# Short exercise:
Only lines holding the word "figures" should be copied from the material.

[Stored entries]
--- START ---

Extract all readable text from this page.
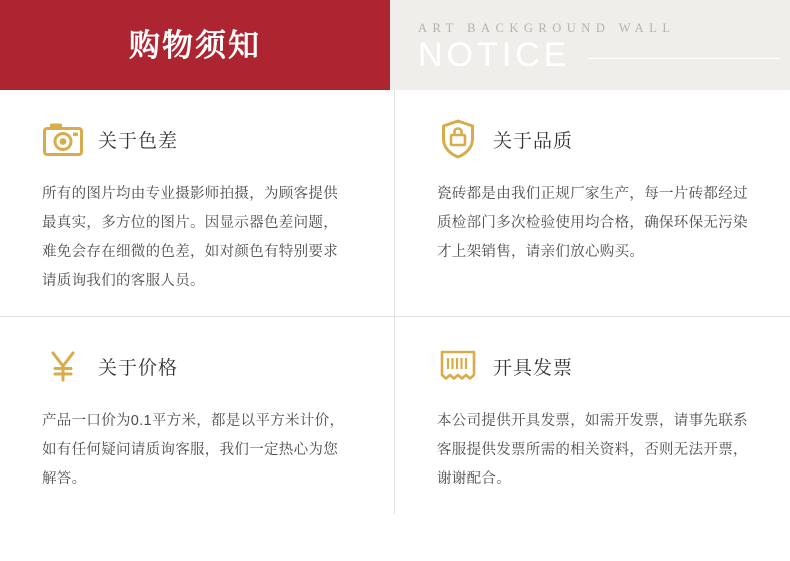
购物须知	ART BACKGROUND WALL
NOTICE
关于色差
所有的图片均由专业摄影师拍摄，为顾客提供最真实，多方位的图片。因显示器色差问题，难免会存在细微的色差，如对颜色有特别要求请质询我们的客服人员。
关于品质
瓷砖都是由我们正规厂家生产，每一片砖都经过质检部门多次检验使用均合格，确保环保无污染才上架销售，请亲们放心购买。
关于价格
产品一口价为0.1平方米，都是以平方米计价，如有任何疑问请质询客服，我们一定热心为您解答。
开具发票
本公司提供开具发票，如需开发票，请事先联系客服提供发票所需的相关资料，否则无法开票，谢谢配合。
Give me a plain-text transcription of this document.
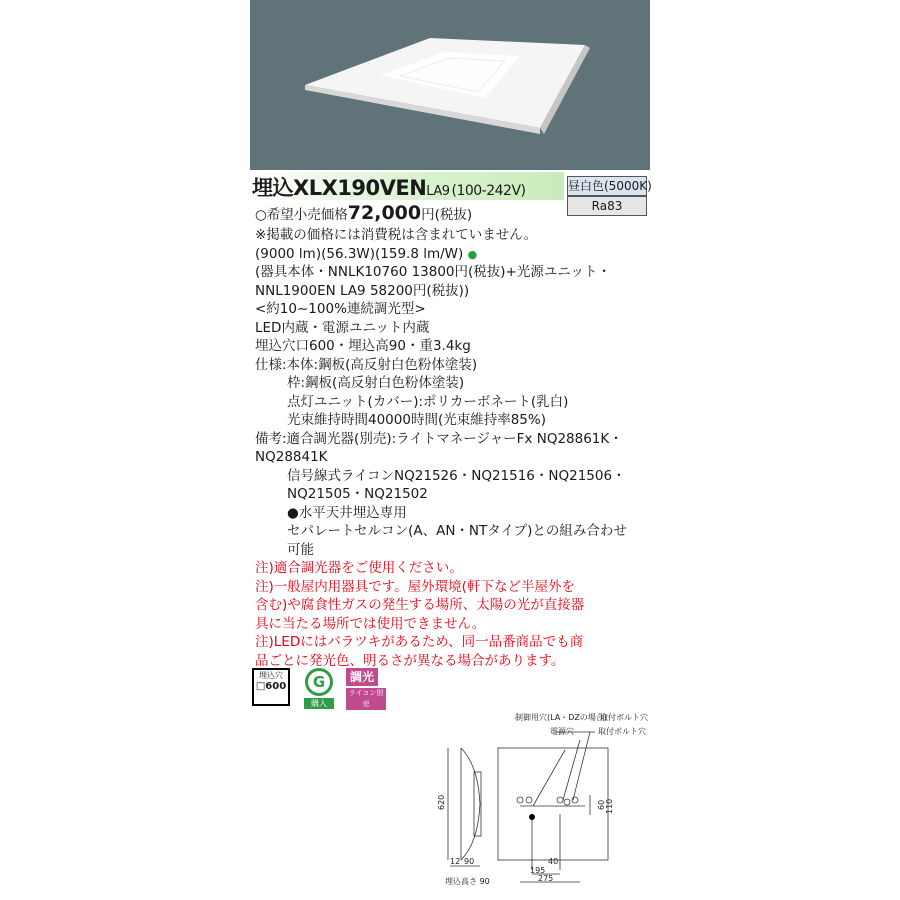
埋込XLX190VENLA9 (100-242V)	昼白色(5000K)
Ra83
○希望小売価格72,000円(税抜)
※掲載の価格には消費税は含まれていません。
(9000 lm)(56.3W)(159.8 lm/W) ●
(器具本体・NNLK10760 13800円(税抜)+光源ユニット・
NNL1900EN LA9 58200円(税抜))
<約10~100%連続調光型>
LED内蔵・電源ユニット内蔵
埋込穴口600・埋込高90・重3.4kg
仕様:本体:鋼板(高反射白色粉体塗装)
枠:鋼板(高反射白色粉体塗装)
点灯ユニット(カバー):ポリカーボネート(乳白)
光束維持時間40000時間(光束維持率85%)
備考:適合調光器(別売):ライトマネージャーFx NQ28861K・
NQ28841K
信号線式ライコンNQ21526・NQ21516・NQ21506・
NQ21505・NQ21502
●水平天井埋込専用
セパレートセルコン(A、AN・NTタイプ)との組み合わせ
可能
注)適合調光器をご使用ください。
注)一般屋内用器具です。屋外環境(軒下など半屋外を
含む)や腐食性ガスの発生する場所、太陽の光が直接器
具に当たる場所では使用できません。
注)LEDにはバラツキがあるため、同一品番商品でも商
品ごとに発光色、明るさが異なる場合があります。
埋込穴
□600	G
購入
調光
ライコン別売
制御用穴(LA・DZの場合)
取付ボルト穴
電源穴	取付ボルト穴
620	60 110
12 90	40
195
275
埋込高さ 90
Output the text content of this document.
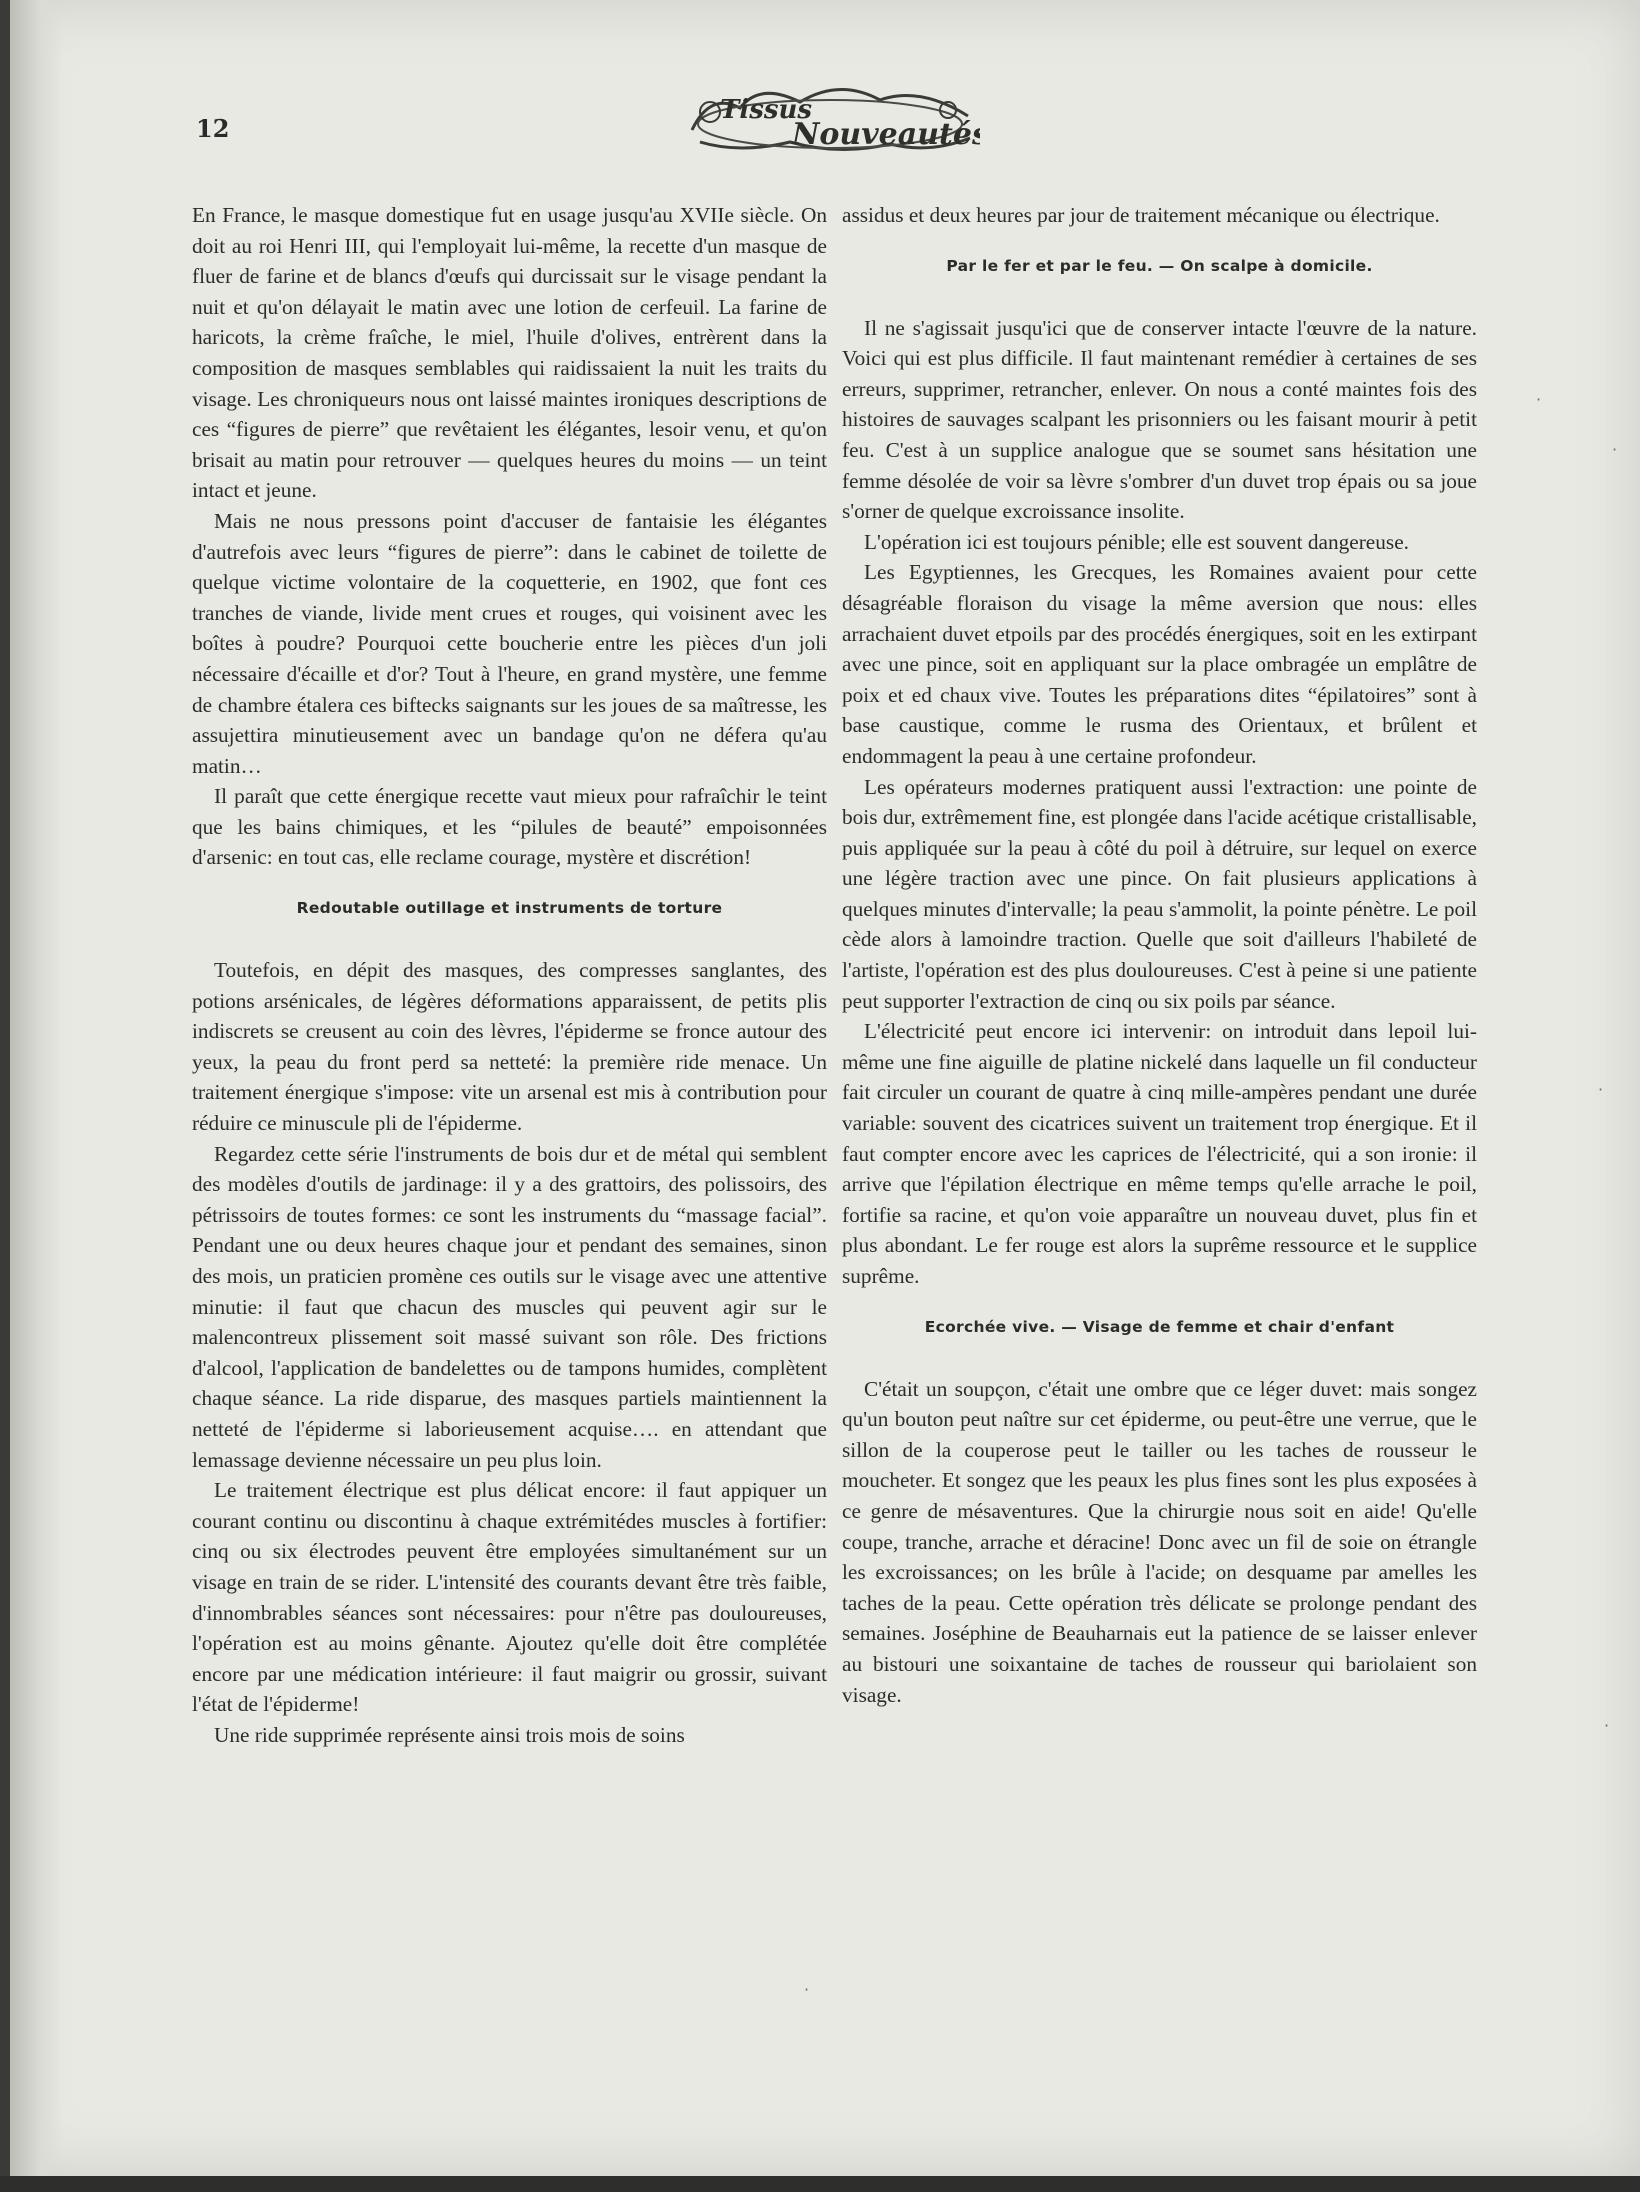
12
Tissus
Nouveautés

En France, le masque domestique fut en usage jusqu'au XVIIe siècle. On doit au roi Henri III, qui l'employait lui-même, la recette d'un masque de fluer de farine et de blancs d'œufs qui durcissait sur le visage pendant la nuit et qu'on délayait le matin avec une lotion de cerfeuil. La farine de haricots, la crème fraîche, le miel, l'huile d'olives, entrèrent dans la composition de masques semblables qui raidissaient la nuit les traits du visage. Les chroniqueurs nous ont laissé maintes ironiques descriptions de ces “figures de pierre” que revêtaient les élégantes, lesoir venu, et qu'on brisait au matin pour retrouver — quelques heures du moins — un teint intact et jeune.

Mais ne nous pressons point d'accuser de fantaisie les élégantes d'autrefois avec leurs “figures de pierre”: dans le cabinet de toilette de quelque victime volontaire de la coquetterie, en 1902, que font ces tranches de viande, livide ment crues et rouges, qui voisinent avec les boîtes à poudre? Pourquoi cette boucherie entre les pièces d'un joli nécessaire d'écaille et d'or? Tout à l'heure, en grand mystère, une femme de chambre étalera ces biftecks saignants sur les joues de sa maîtresse, les assujettira minutieusement avec un bandage qu'on ne défera qu'au matin…

Il paraît que cette énergique recette vaut mieux pour rafraîchir le teint que les bains chimiques, et les “pilules de beauté” empoisonnées d'arsenic: en tout cas, elle reclame courage, mystère et discrétion!

Redoutable outillage et instruments de torture

Toutefois, en dépit des masques, des compresses sanglantes, des potions arsénicales, de légères déformations apparaissent, de petits plis indiscrets se creusent au coin des lèvres, l'épiderme se fronce autour des yeux, la peau du front perd sa netteté: la première ride menace. Un traitement énergique s'impose: vite un arsenal est mis à contribution pour réduire ce minuscule pli de l'épiderme.

Regardez cette série l'instruments de bois dur et de métal qui semblent des modèles d'outils de jardinage: il y a des grattoirs, des polissoirs, des pétrissoirs de toutes formes: ce sont les instruments du “massage facial”. Pendant une ou deux heures chaque jour et pendant des semaines, sinon des mois, un praticien promène ces outils sur le visage avec une attentive minutie: il faut que chacun des muscles qui peuvent agir sur le malencontreux plissement soit massé suivant son rôle. Des frictions d'alcool, l'application de bandelettes ou de tampons humides, complètent chaque séance. La ride disparue, des masques partiels maintiennent la netteté de l'épiderme si laborieusement acquise…. en attendant que lemassage devienne nécessaire un peu plus loin.

Le traitement électrique est plus délicat encore: il faut appiquer un courant continu ou discontinu à chaque extrémitédes muscles à fortifier: cinq ou six électrodes peuvent être employées simultanément sur un visage en train de se rider. L'intensité des courants devant être très faible, d'innombrables séances sont nécessaires: pour n'être pas douloureuses, l'opération est au moins gênante. Ajoutez qu'elle doit être complétée encore par une médication intérieure: il faut maigrir ou grossir, suivant l'état de l'épiderme!

Une ride supprimée représente ainsi trois mois de soins

assidus et deux heures par jour de traitement mécanique ou électrique.

Par le fer et par le feu. — On scalpe à domicile.

Il ne s'agissait jusqu'ici que de conserver intacte l'œuvre de la nature. Voici qui est plus difficile. Il faut maintenant remédier à certaines de ses erreurs, supprimer, retrancher, enlever. On nous a conté maintes fois des histoires de sauvages scalpant les prisonniers ou les faisant mourir à petit feu. C'est à un supplice analogue que se soumet sans hésitation une femme désolée de voir sa lèvre s'ombrer d'un duvet trop épais ou sa joue s'orner de quelque excroissance insolite.

L'opération ici est toujours pénible; elle est souvent dangereuse.

Les Egyptiennes, les Grecques, les Romaines avaient pour cette désagréable floraison du visage la même aversion que nous: elles arrachaient duvet etpoils par des procédés énergiques, soit en les extirpant avec une pince, soit en appliquant sur la place ombragée un emplâtre de poix et ed chaux vive. Toutes les préparations dites “épilatoires” sont à base caustique, comme le rusma des Orientaux, et brûlent et endommagent la peau à une certaine profondeur.

Les opérateurs modernes pratiquent aussi l'extraction: une pointe de bois dur, extrêmement fine, est plongée dans l'acide acétique cristallisable, puis appliquée sur la peau à côté du poil à détruire, sur lequel on exerce une légère traction avec une pince. On fait plusieurs applications à quelques minutes d'intervalle; la peau s'ammolit, la pointe pénètre. Le poil cède alors à lamoindre traction. Quelle que soit d'ailleurs l'habileté de l'artiste, l'opération est des plus douloureuses. C'est à peine si une patiente peut supporter l'extraction de cinq ou six poils par séance.

L'électricité peut encore ici intervenir: on introduit dans lepoil lui-même une fine aiguille de platine nickelé dans laquelle un fil conducteur fait circuler un courant de quatre à cinq mille-ampères pendant une durée variable: souvent des cicatrices suivent un traitement trop énergique. Et il faut compter encore avec les caprices de l'électricité, qui a son ironie: il arrive que l'épilation électrique en même temps qu'elle arrache le poil, fortifie sa racine, et qu'on voie apparaître un nouveau duvet, plus fin et plus abondant. Le fer rouge est alors la suprême ressource et le supplice suprême.

Ecorchée vive. — Visage de femme et chair d'enfant

C'était un soupçon, c'était une ombre que ce léger duvet: mais songez qu'un bouton peut naître sur cet épiderme, ou peut-être une verrue, que le sillon de la couperose peut le tailler ou les taches de rousseur le moucheter. Et songez que les peaux les plus fines sont les plus exposées à ce genre de mésaventures. Que la chirurgie nous soit en aide! Qu'elle coupe, tranche, arrache et déracine! Donc avec un fil de soie on étrangle les excroissances; on les brûle à l'acide; on desquame par amelles les taches de la peau. Cette opération très délicate se prolonge pendant des semaines. Joséphine de Beauharnais eut la patience de se laisser enlever au bistouri une soixantaine de taches de rousseur qui bariolaient son visage.

·
·
·
·
·
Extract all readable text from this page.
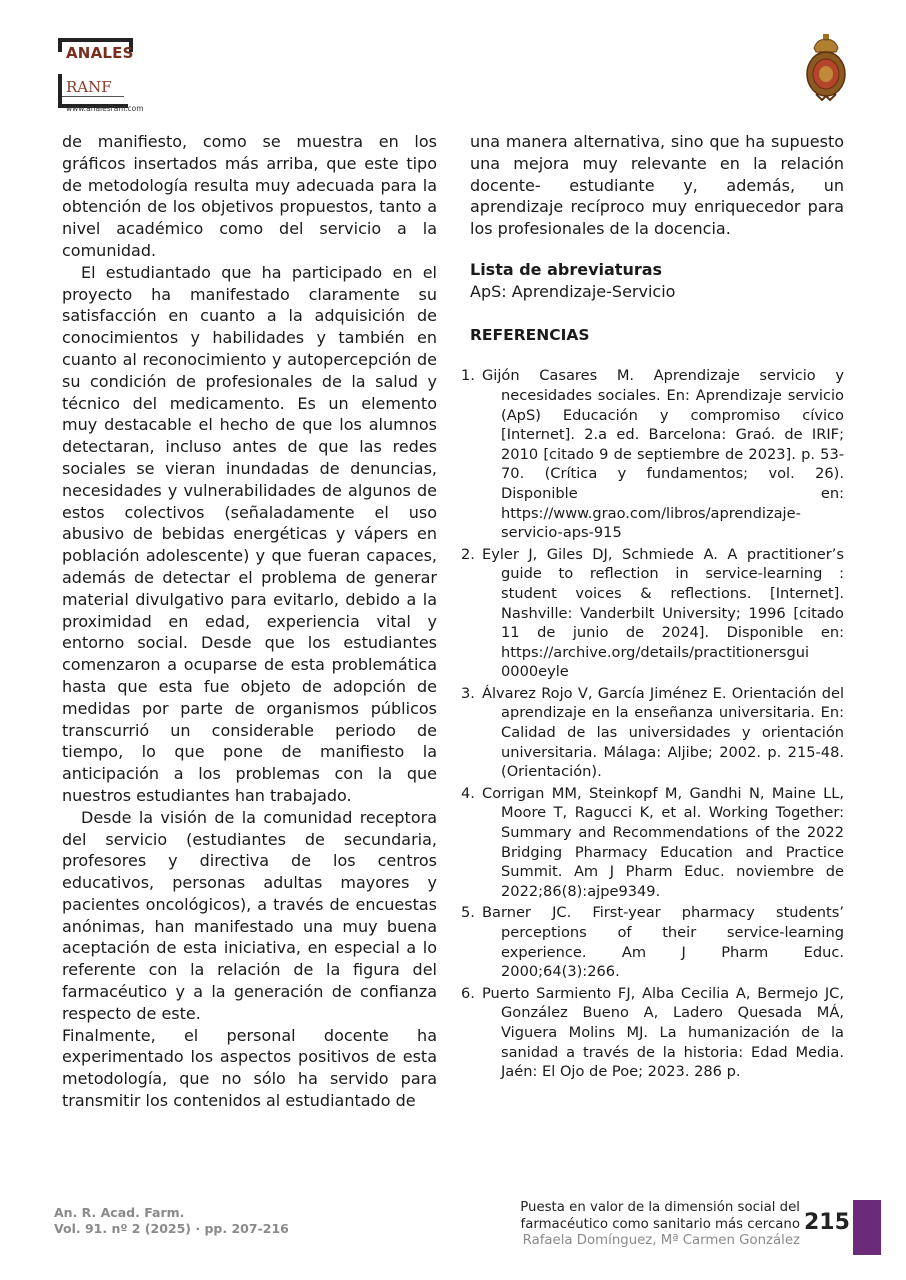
ANALES
RANF
www.analesranf.com

de manifiesto, como se muestra en los gráficos insertados más arriba, que este tipo de metodología resulta muy adecuada para la obtención de los objetivos propuestos, tanto a nivel académico como del servicio a la comunidad.

El estudiantado que ha participado en el proyecto ha manifestado claramente su satisfacción en cuanto a la adquisición de conocimientos y habilidades y también en cuanto al reconocimiento y autopercepción de su condición de profesionales de la salud y técnico del medicamento. Es un elemento muy destacable el hecho de que los alumnos detectaran, incluso antes de que las redes sociales se vieran inundadas de denuncias, necesidades y vulnerabilidades de algunos de estos colectivos (señaladamente el uso abusivo de bebidas energéticas y vápers en población adolescente) y que fueran capaces, además de detectar el problema de generar material divulgativo para evitarlo, debido a la proximidad en edad, experiencia vital y entorno social. Desde que los estudiantes comenzaron a ocuparse de esta problemática hasta que esta fue objeto de adopción de medidas por parte de organismos públicos transcurrió un considerable periodo de tiempo, lo que pone de manifiesto la anticipación a los problemas con la que nuestros estudiantes han trabajado.

Desde la visión de la comunidad receptora del servicio (estudiantes de secundaria, profesores y directiva de los centros educativos, personas adultas mayores y pacientes oncológicos), a través de encuestas anónimas, han manifestado una muy buena aceptación de esta iniciativa, en especial a lo referente con la relación de la figura del farmacéutico y a la generación de confianza respecto de este.

Finalmente, el personal docente ha experimentado los aspectos positivos de esta metodología, que no sólo ha servido para transmitir los contenidos al estudiantado de

una manera alternativa, sino que ha supuesto una mejora muy relevante en la relación docente- estudiante y, además, un aprendizaje recíproco muy enriquecedor para los profesionales de la docencia.

Lista de abreviaturas

ApS: Aprendizaje-Servicio

REFERENCIAS

1. Gijón Casares M. Aprendizaje servicio y necesidades sociales. En: Aprendizaje servicio (ApS) Educación y compromiso cívico [Internet]. 2.a ed. Barcelona: Graó. de IRIF; 2010 [citado 9 de septiembre de 2023]. p. 53-70. (Crítica y fundamentos; vol. 26). Disponible en: https://www.grao.com/libros/aprendizaje-servicio-aps-915
2. Eyler J, Giles DJ, Schmiede A. A practitioner’s guide to reflection in service-learning : student voices & reflections. [Internet]. Nashville: Vanderbilt University; 1996 [citado 11 de junio de 2024]. Disponible en: https://archive.org/details/practitionersgui 0000eyle
3. Álvarez Rojo V, García Jiménez E. Orientación del aprendizaje en la enseñanza universitaria. En: Calidad de las universidades y orientación universitaria. Málaga: Aljibe; 2002. p. 215-48. (Orientación).
4. Corrigan MM, Steinkopf M, Gandhi N, Maine LL, Moore T, Ragucci K, et al. Working Together: Summary and Recommendations of the 2022 Bridging Pharmacy Education and Practice Summit. Am J Pharm Educ. noviembre de 2022;86(8):ajpe9349.
5. Barner JC. First-year pharmacy students’ perceptions of their service-learning experience. Am J Pharm Educ. 2000;64(3):266.
6. Puerto Sarmiento FJ, Alba Cecilia A, Bermejo JC, González Bueno A, Ladero Quesada MÁ, Viguera Molins MJ. La humanización de la sanidad a través de la historia: Edad Media. Jaén: El Ojo de Poe; 2023. 286 p.
An. R. Acad. Farm.
Vol. 91. nº 2 (2025) · pp. 207-216
Puesta en valor de la dimensión social del
farmacéutico como sanitario más cercano
Rafaela Domínguez, Mª Carmen González
215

--- END ---

# Result below:
En France, le masque domestique fut en usage jusqu'au XVIIe siècle. On doit au roi Henri III, qui l'employait lui-même, la recette d'un masque de fluer de farine et de blancs d'œufs qui durcissait sur le visage pendant la nuit et qu'on délayait le matin avec une lotion de cerfeuil. La farine de haricots, la crème fraîche, le miel, l'huile d'olives, entrèrent dans la composition de masques semblables qui raidissaient la nuit les traits du visage. Les chroniqueurs nous ont laissé maintes ironiques descriptions de ces “figures de pierre” que revêtaient les élégantes, lesoir venu, et qu'on brisait au matin pour retrouver — quelques heures du moins — un teint intact et jeune.
Mais ne nous pressons point d'accuser de fantaisie les élégantes d'autrefois avec leurs “figures de pierre”: dans le cabinet de toilette de quelque victime volontaire de la coquetterie, en 1902, que font ces tranches de viande, livide ment crues et rouges, qui voisinent avec les boîtes à poudre? Pourquoi cette boucherie entre les pièces d'un joli nécessaire d'écaille et d'or? Tout à l'heure, en grand mystère, une femme de chambre étalera ces biftecks saignants sur les joues de sa maîtresse, les assujettira minutieusement avec un bandage qu'on ne défera qu'au matin…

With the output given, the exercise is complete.